Given request = Can you rewrite these records with every "interactable" swapped for "clickable", changing nothing else and leaving the pictures out?

Dataset rows =

<<<<

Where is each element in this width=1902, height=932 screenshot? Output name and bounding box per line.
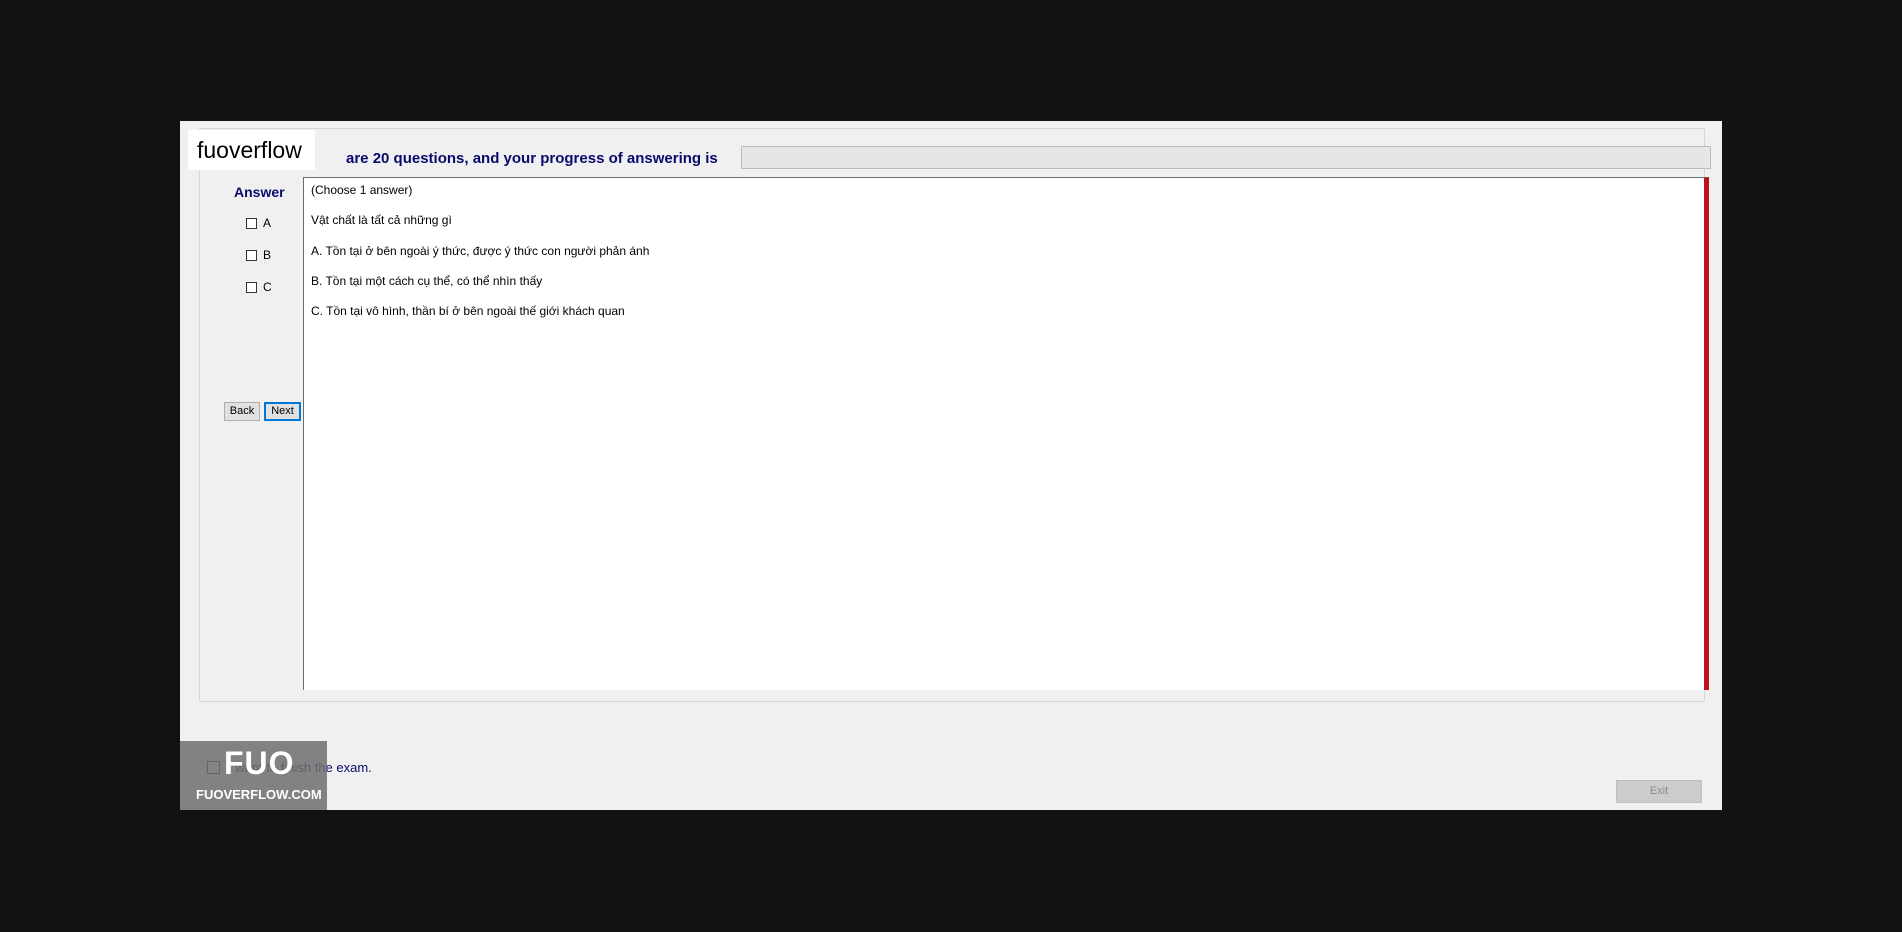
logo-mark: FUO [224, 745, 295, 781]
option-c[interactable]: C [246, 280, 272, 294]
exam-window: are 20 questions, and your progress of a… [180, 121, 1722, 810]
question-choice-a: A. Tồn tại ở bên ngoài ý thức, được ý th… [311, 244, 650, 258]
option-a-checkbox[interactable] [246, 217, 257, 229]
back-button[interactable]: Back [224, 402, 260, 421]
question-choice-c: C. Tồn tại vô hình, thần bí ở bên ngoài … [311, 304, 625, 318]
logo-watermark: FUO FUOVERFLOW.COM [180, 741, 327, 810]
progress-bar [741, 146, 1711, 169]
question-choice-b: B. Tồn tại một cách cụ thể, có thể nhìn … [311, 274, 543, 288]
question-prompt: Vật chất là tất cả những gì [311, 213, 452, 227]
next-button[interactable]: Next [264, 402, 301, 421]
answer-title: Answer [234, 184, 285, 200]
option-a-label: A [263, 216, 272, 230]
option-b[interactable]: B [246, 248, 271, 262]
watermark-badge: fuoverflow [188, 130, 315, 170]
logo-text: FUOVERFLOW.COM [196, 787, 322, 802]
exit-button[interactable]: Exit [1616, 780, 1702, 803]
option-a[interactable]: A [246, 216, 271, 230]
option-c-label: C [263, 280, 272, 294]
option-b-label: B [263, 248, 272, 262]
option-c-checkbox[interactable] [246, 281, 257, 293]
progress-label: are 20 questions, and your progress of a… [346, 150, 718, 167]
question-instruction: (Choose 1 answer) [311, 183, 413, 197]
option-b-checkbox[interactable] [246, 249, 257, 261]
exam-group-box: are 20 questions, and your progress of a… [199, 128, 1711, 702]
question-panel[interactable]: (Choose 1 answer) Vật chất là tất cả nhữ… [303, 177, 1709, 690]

>>>>

Written answer =
Where is each element in this width=1902, height=932 screenshot? Output name and bounding box per line.
logo-mark: FUO [224, 745, 295, 781]
option-c[clickable]: C [246, 280, 272, 294]
exam-window: are 20 questions, and your progress of a… [180, 121, 1722, 810]
question-choice-a: A. Tồn tại ở bên ngoài ý thức, được ý th… [311, 244, 650, 258]
option-a-checkbox[clickable] [246, 217, 257, 229]
back-button[clickable]: Back [224, 402, 260, 421]
question-choice-c: C. Tồn tại vô hình, thần bí ở bên ngoài … [311, 304, 625, 318]
logo-watermark: FUO FUOVERFLOW.COM [180, 741, 327, 810]
progress-bar [741, 146, 1711, 169]
question-choice-b: B. Tồn tại một cách cụ thể, có thể nhìn … [311, 274, 543, 288]
question-prompt: Vật chất là tất cả những gì [311, 213, 452, 227]
next-button[clickable]: Next [264, 402, 301, 421]
answer-title: Answer [234, 184, 285, 200]
option-a-label: A [263, 216, 272, 230]
option-b[clickable]: B [246, 248, 271, 262]
watermark-badge: fuoverflow [188, 130, 315, 170]
logo-text: FUOVERFLOW.COM [196, 787, 322, 802]
exit-button[clickable]: Exit [1616, 780, 1702, 803]
option-a[clickable]: A [246, 216, 271, 230]
option-c-label: C [263, 280, 272, 294]
option-b-label: B [263, 248, 272, 262]
option-c-checkbox[clickable] [246, 281, 257, 293]
progress-label: are 20 questions, and your progress of a… [346, 150, 718, 167]
question-instruction: (Choose 1 answer) [311, 183, 413, 197]
option-b-checkbox[clickable] [246, 249, 257, 261]
exam-group-box: are 20 questions, and your progress of a… [199, 128, 1711, 702]
question-panel[clickable]: (Choose 1 answer) Vật chất là tất cả nhữ… [303, 177, 1709, 690]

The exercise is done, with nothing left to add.